■ Objective ■
Consider the data that follows and state how many lines contain the string "чѣмъ", using the number alone.

■ Material for this task ■
--- begin ---
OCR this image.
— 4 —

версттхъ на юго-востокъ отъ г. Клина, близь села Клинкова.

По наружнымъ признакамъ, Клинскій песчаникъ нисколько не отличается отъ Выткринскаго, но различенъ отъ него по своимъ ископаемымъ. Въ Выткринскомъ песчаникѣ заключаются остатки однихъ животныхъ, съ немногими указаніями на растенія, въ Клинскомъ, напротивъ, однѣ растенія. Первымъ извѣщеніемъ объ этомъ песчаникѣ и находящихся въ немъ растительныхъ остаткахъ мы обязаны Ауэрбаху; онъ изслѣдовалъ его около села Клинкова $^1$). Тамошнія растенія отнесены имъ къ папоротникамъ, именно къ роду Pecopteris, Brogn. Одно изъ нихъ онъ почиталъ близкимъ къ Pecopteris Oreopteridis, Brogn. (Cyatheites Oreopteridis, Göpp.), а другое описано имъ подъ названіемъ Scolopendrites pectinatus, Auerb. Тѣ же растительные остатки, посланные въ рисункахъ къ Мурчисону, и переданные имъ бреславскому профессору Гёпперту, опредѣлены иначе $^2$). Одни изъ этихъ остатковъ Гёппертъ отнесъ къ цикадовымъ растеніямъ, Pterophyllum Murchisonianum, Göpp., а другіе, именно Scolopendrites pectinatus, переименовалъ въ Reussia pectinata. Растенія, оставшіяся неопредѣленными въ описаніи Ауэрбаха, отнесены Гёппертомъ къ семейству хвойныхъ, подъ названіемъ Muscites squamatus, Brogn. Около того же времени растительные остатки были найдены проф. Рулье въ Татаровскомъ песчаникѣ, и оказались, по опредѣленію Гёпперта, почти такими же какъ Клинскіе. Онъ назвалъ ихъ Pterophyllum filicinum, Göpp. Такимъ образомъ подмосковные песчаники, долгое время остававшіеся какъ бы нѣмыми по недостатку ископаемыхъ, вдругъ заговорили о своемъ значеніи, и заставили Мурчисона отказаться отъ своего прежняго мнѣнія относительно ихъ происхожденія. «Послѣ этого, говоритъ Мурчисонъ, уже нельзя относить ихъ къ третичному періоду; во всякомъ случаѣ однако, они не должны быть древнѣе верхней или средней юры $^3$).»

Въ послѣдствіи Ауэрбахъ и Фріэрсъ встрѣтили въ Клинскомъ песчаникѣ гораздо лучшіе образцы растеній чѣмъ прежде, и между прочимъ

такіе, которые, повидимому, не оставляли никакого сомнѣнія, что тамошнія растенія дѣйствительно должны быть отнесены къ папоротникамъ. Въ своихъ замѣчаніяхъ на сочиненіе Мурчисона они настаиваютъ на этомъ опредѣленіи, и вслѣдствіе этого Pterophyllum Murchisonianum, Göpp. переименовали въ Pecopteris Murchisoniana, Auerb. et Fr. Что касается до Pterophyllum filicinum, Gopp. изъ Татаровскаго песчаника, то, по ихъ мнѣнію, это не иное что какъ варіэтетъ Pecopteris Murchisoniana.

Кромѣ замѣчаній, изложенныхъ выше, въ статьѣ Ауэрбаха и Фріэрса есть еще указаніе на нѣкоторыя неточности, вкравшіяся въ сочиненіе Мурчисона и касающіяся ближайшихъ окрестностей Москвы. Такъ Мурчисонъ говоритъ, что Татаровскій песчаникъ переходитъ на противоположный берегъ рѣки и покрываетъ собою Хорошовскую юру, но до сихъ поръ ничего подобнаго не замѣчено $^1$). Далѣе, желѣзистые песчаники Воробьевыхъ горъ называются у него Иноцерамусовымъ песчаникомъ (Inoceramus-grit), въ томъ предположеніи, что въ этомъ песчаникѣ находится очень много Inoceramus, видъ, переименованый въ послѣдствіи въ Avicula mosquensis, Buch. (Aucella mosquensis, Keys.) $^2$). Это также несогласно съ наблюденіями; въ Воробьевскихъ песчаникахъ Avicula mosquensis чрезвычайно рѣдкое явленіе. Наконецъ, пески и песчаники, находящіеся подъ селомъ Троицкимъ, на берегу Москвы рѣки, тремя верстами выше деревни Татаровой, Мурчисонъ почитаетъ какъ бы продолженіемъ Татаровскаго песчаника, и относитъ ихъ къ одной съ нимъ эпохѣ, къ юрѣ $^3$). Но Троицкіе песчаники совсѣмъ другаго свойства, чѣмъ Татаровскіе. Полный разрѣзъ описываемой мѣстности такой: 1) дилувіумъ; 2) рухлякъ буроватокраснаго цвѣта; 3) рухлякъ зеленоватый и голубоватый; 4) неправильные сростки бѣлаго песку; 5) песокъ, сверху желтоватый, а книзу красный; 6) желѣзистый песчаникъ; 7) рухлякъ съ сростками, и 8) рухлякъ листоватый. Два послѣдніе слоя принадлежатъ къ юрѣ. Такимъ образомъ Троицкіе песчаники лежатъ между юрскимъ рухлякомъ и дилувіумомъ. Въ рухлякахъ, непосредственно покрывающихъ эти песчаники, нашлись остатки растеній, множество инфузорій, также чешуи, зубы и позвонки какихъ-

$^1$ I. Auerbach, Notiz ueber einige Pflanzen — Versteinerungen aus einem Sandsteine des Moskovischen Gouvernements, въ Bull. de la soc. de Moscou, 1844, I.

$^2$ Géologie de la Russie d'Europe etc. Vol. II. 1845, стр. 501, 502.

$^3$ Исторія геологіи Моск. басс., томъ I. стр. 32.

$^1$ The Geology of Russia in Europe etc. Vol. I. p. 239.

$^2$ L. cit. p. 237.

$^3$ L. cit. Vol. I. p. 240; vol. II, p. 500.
--- end ---
■ Answer to this problem ■
2